WRITTEN REQUEST: Please carry on the review of the screenplay of “Nightmare Alley” below, starting after its last sentence. The material that follows the review is not part of it.

DOCUMENT EXTRACT:
◇ ◇ ◇ ◇ ◇ ◇ ◇
Okay, with that said, let's talk about the screenplay. Adapted by Guillermo del Toro himself and Kim Morgan, the first highlight I'd like to make in regards to the narrative is its pacing, which is slower than what we've come to expect. Del Toro and Morgan manage to build a top-tier slow-burn of a thriller throughout “Nightmare Alley”'s sweeping runtime of 2 hours and 30 minutes, giving the viewer plenty of time to be familiarized with the characters and the environment that surrounds them. It can be likely that, to some, it may take a long time to go straight to the point, but, at least, for me, the screenwriters didn't waste a single second while building this fictional universe for us, transforming every moment we spend with these characters into one that's worth our while.
The second highlight I'd like to make about the screenplay is the director's more realistic approach towards the film's plot. There isn't absolutely ANYTHING even remotely fantasy-like in the narrative adapted by del Toro and Morgan, so that the adaptation of Gresham's novel could be able to reach maximum levels of humanity, tension and impact. As a matter of fact, some key moments throughout the film's 2h30min runtime caught me by surprise, as the director doesn't recycle the narrative structure of his most famous films here (“Pan's Labyrinth” and “The Shape of Water”). That creative choice of a more realistic approach allows del Toro to lead a story that's located outside his comfort zone, as concrete proof of his versatility as a filmmaker, which is really good.
But (and this is where things get really interesting), even with the atmosphere and general vibe of “Nightmare Alley” being uncharted territory for the director, his work reviewed here manages to be, with astounding success, a legitimate Guillermo del Toro film, because even without the fantasy aspects, the overall message of the film remains the same as the one in his previous works. That message would be: “Even with these threatening, fantastical monsters and creatures, there isn't anything more evil and wicked than the human being”. That applies to both “Pan's Labyrinth” and “Shape of Water”, with their fantastical creatures (a giant frog, a faun, and an amphibian man) and its true antagonists, sadistic and cynical human beings (Captain Vidal and Col. Strickland).
Speaking of “human beings”, let's head into the script's third highlight: the character development. Del Toro and Morgan do an admirable job of turning each and every one of these people into someone that's morally ambiguous, corruptible and delightfully mysterious. The characters that populate the plot of “Nightmare Alley” are the most human, raw and flawed people to ever be in a del Toro film to date. One thing that reinforces that fact is the filmmaker's choice of not painting them as examples of perfection and heroism, idealizing them to gain the viewer's sympathy. On the contrary, the screenwriters choose to portray the protagonists under an especially tragic, twisted and bitter light, to the point of triggering the viewer with some sort of aversion towards these characters, because of the manipulative acts they get themselves into throughout the plot.
◇ ◇ ◇ ◇ ◇ ◇ ◇
SUPPLIED INFORMATION:
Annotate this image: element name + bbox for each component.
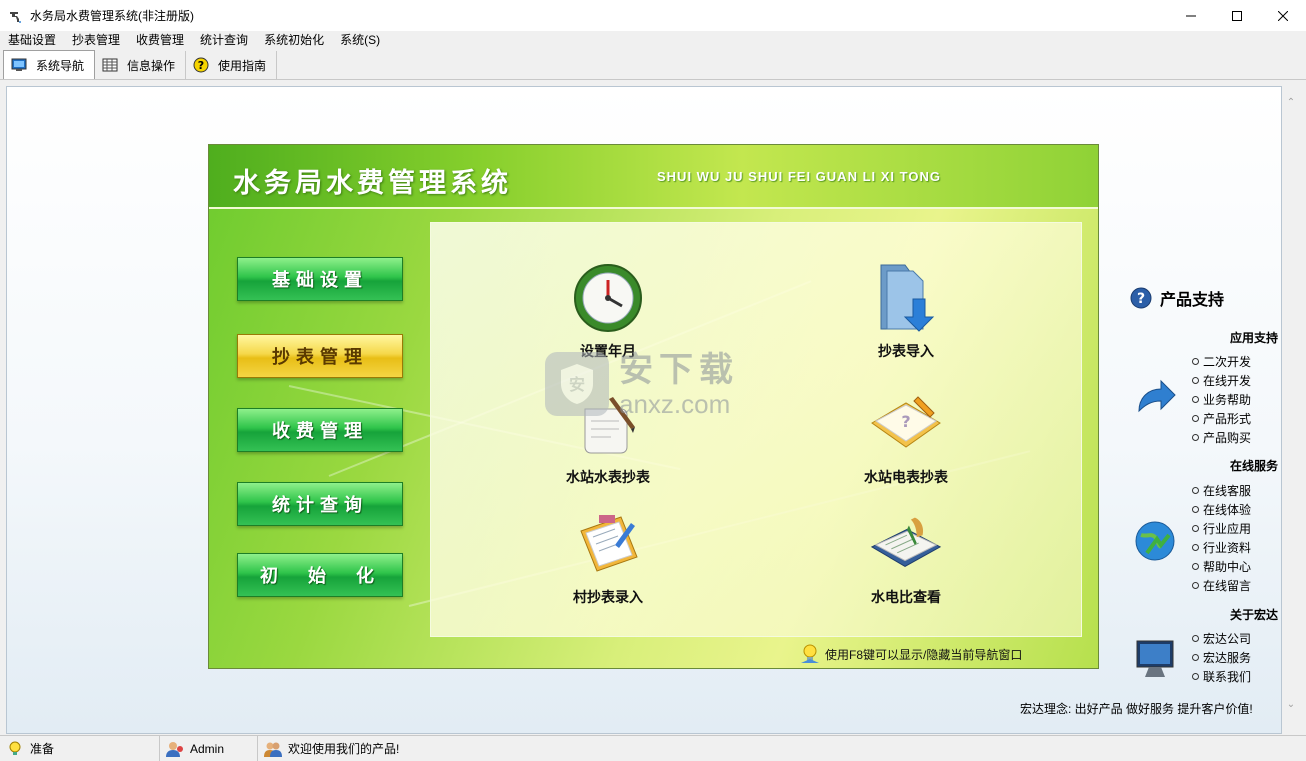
◇ ◇ ◇ ◇ ◇ ◇ ◇
TASK ANSWER:
Another detail I'd like to point out about the screenplay is the development of the main character, played by Bradley Cooper. Since the film's opening scene, the screenwriters make it clear that Stanton Carlisle isn't a role model for viewers to look up to. But the fact that Carlisle does awful things to people throughout the plot doesn't stop him from being absolutely fascinating. Del Toro and Morgan do an excellent job in slowly deconstructing the character's personality, especially through the contrast between his dynamics with the two female protagonists, portrayed by Cate Blanchett and Rooney Mara (who shared the screen in 2015's “Carol”). The screenwriters manage to perfectly balance the character's inherent charm and charisma with a more manipulative, greedy attitude, while always leaving a hint of mystery in his features, and that mixture ends up keeping the viewer's attention, which is excellent.
Another highlight, for me, would be the narrative's predominant themes, which live on to today's times, imprinting some sort of timelessness to del Toro's film and allowing “Nightmare Alley” to work as a razor-sharp, relevant cautionary tale. Themes such as manipulation, deception, betrayal and corruption, especially in the fake news-filled times we're living in right now, allow the film to share the same realistic, dirty, human and dark atmosphere that was present in films like “Taxi Driver”, “Joker” and “Parasite”. Just like the aforementioned examples, del Toro's latest film manages to make the viewer feel uncomfortable through concrete and true reasons, especially as it makes us wonder that the events portrayed onscreen could easily happen in real life.
One last aspect I'd like to reinforce about the screenplay is directed towards the film's ending. Don't worry, I won't put any spoilers here, but I can say that del Toro and Morgan manage to develop the protagonist's narrative arc in a wonderful way, from the beginning to the very last minute of the final act. The journey that Carlisle goes through throughout the plot is written in such a perfect way, that it ends up culminating in one of the best ending scenes I've seen in a movie recently. The conclusion of Cooper's character arc ends up being an excellent example of what I like to call “poetic justice”, which becomes all the more impactful for almost completely contrasting with the character's conditions in the beginning of the plot.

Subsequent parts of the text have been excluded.